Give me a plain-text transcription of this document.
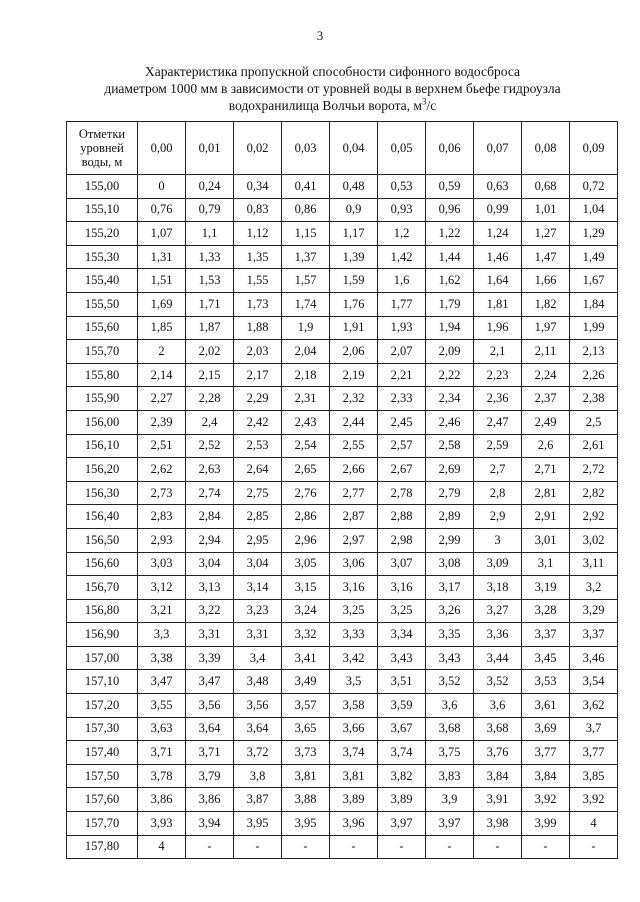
3
Характеристика пропускной способности сифонного водосброса
диаметром 1000 мм в зависимости от уровней воды в верхнем бьефе гидроузла
водохранилища Волчьи ворота, $м^3/с$
Отметки уровней воды, м	0,00	0,01	0,02	0,03	0,04	0,05	0,06	0,07	0,08	0,09
155,00	0	0,24	0,34	0,41	0,48	0,53	0,59	0,63	0,68	0,72
155,10	0,76	0,79	0,83	0,86	0,9	0,93	0,96	0,99	1,01	1,04
155,20	1,07	1,1	1,12	1,15	1,17	1,2	1,22	1,24	1,27	1,29
155,30	1,31	1,33	1,35	1,37	1,39	1,42	1,44	1,46	1,47	1,49
155,40	1,51	1,53	1,55	1,57	1,59	1,6	1,62	1,64	1,66	1,67
155,50	1,69	1,71	1,73	1,74	1,76	1,77	1,79	1,81	1,82	1,84
155,60	1,85	1,87	1,88	1,9	1,91	1,93	1,94	1,96	1,97	1,99
155,70	2	2,02	2,03	2,04	2,06	2,07	2,09	2,1	2,11	2,13
155,80	2,14	2,15	2,17	2,18	2,19	2,21	2,22	2,23	2,24	2,26
155,90	2,27	2,28	2,29	2,31	2,32	2,33	2,34	2,36	2,37	2,38
156,00	2,39	2,4	2,42	2,43	2,44	2,45	2,46	2,47	2,49	2,5
156,10	2,51	2,52	2,53	2,54	2,55	2,57	2,58	2,59	2,6	2,61
156,20	2,62	2,63	2,64	2,65	2,66	2,67	2,69	2,7	2,71	2,72
156,30	2,73	2,74	2,75	2,76	2,77	2,78	2,79	2,8	2,81	2,82
156,40	2,83	2,84	2,85	2,86	2,87	2,88	2,89	2,9	2,91	2,92
156,50	2,93	2,94	2,95	2,96	2,97	2,98	2,99	3	3,01	3,02
156,60	3,03	3,04	3,04	3,05	3,06	3,07	3,08	3,09	3,1	3,11
156,70	3,12	3,13	3,14	3,15	3,16	3,16	3,17	3,18	3,19	3,2
156,80	3,21	3,22	3,23	3,24	3,25	3,25	3,26	3,27	3,28	3,29
156,90	3,3	3,31	3,31	3,32	3,33	3,34	3,35	3,36	3,37	3,37
157,00	3,38	3,39	3,4	3,41	3,42	3,43	3,43	3,44	3,45	3,46
157,10	3,47	3,47	3,48	3,49	3,5	3,51	3,52	3,52	3,53	3,54
157,20	3,55	3,56	3,56	3,57	3,58	3,59	3,6	3,6	3,61	3,62
157,30	3,63	3,64	3,64	3,65	3,66	3,67	3,68	3,68	3,69	3,7
157,40	3,71	3,71	3,72	3,73	3,74	3,74	3,75	3,76	3,77	3,77
157,50	3,78	3,79	3,8	3,81	3,81	3,82	3,83	3,84	3,84	3,85
157,60	3,86	3,86	3,87	3,88	3,89	3,89	3,9	3,91	3,92	3,92
157,70	3,93	3,94	3,95	3,95	3,96	3,97	3,97	3,98	3,99	4
157,80	4	-	-	-	-	-	-	-	-	-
◆ ◆ ◆ ◆ ◆
Stated task:
Omit the pictures, and quote the material above exactly as given.

Answer in full:
Give me a plain-text transcription of this document.
3
Характеристика пропускной способности сифонного водосброса
диаметром 1000 мм в зависимости от уровней воды в верхнем бьефе гидроузла
водохранилища Волчьи ворота, $м^3/с$
Отметки уровней воды, м	0,00	0,01	0,02	0,03	0,04	0,05	0,06	0,07	0,08	0,09
155,00	0	0,24	0,34	0,41	0,48	0,53	0,59	0,63	0,68	0,72
155,10	0,76	0,79	0,83	0,86	0,9	0,93	0,96	0,99	1,01	1,04
155,20	1,07	1,1	1,12	1,15	1,17	1,2	1,22	1,24	1,27	1,29
155,30	1,31	1,33	1,35	1,37	1,39	1,42	1,44	1,46	1,47	1,49
155,40	1,51	1,53	1,55	1,57	1,59	1,6	1,62	1,64	1,66	1,67
155,50	1,69	1,71	1,73	1,74	1,76	1,77	1,79	1,81	1,82	1,84
155,60	1,85	1,87	1,88	1,9	1,91	1,93	1,94	1,96	1,97	1,99
155,70	2	2,02	2,03	2,04	2,06	2,07	2,09	2,1	2,11	2,13
155,80	2,14	2,15	2,17	2,18	2,19	2,21	2,22	2,23	2,24	2,26
155,90	2,27	2,28	2,29	2,31	2,32	2,33	2,34	2,36	2,37	2,38
156,00	2,39	2,4	2,42	2,43	2,44	2,45	2,46	2,47	2,49	2,5
156,10	2,51	2,52	2,53	2,54	2,55	2,57	2,58	2,59	2,6	2,61
156,20	2,62	2,63	2,64	2,65	2,66	2,67	2,69	2,7	2,71	2,72
156,30	2,73	2,74	2,75	2,76	2,77	2,78	2,79	2,8	2,81	2,82
156,40	2,83	2,84	2,85	2,86	2,87	2,88	2,89	2,9	2,91	2,92
156,50	2,93	2,94	2,95	2,96	2,97	2,98	2,99	3	3,01	3,02
156,60	3,03	3,04	3,04	3,05	3,06	3,07	3,08	3,09	3,1	3,11
156,70	3,12	3,13	3,14	3,15	3,16	3,16	3,17	3,18	3,19	3,2
156,80	3,21	3,22	3,23	3,24	3,25	3,25	3,26	3,27	3,28	3,29
156,90	3,3	3,31	3,31	3,32	3,33	3,34	3,35	3,36	3,37	3,37
157,00	3,38	3,39	3,4	3,41	3,42	3,43	3,43	3,44	3,45	3,46
157,10	3,47	3,47	3,48	3,49	3,5	3,51	3,52	3,52	3,53	3,54
157,20	3,55	3,56	3,56	3,57	3,58	3,59	3,6	3,6	3,61	3,62
157,30	3,63	3,64	3,64	3,65	3,66	3,67	3,68	3,68	3,69	3,7
157,40	3,71	3,71	3,72	3,73	3,74	3,74	3,75	3,76	3,77	3,77
157,50	3,78	3,79	3,8	3,81	3,81	3,82	3,83	3,84	3,84	3,85
157,60	3,86	3,86	3,87	3,88	3,89	3,89	3,9	3,91	3,92	3,92
157,70	3,93	3,94	3,95	3,95	3,96	3,97	3,97	3,98	3,99	4
157,80	4	-	-	-	-	-	-	-	-	-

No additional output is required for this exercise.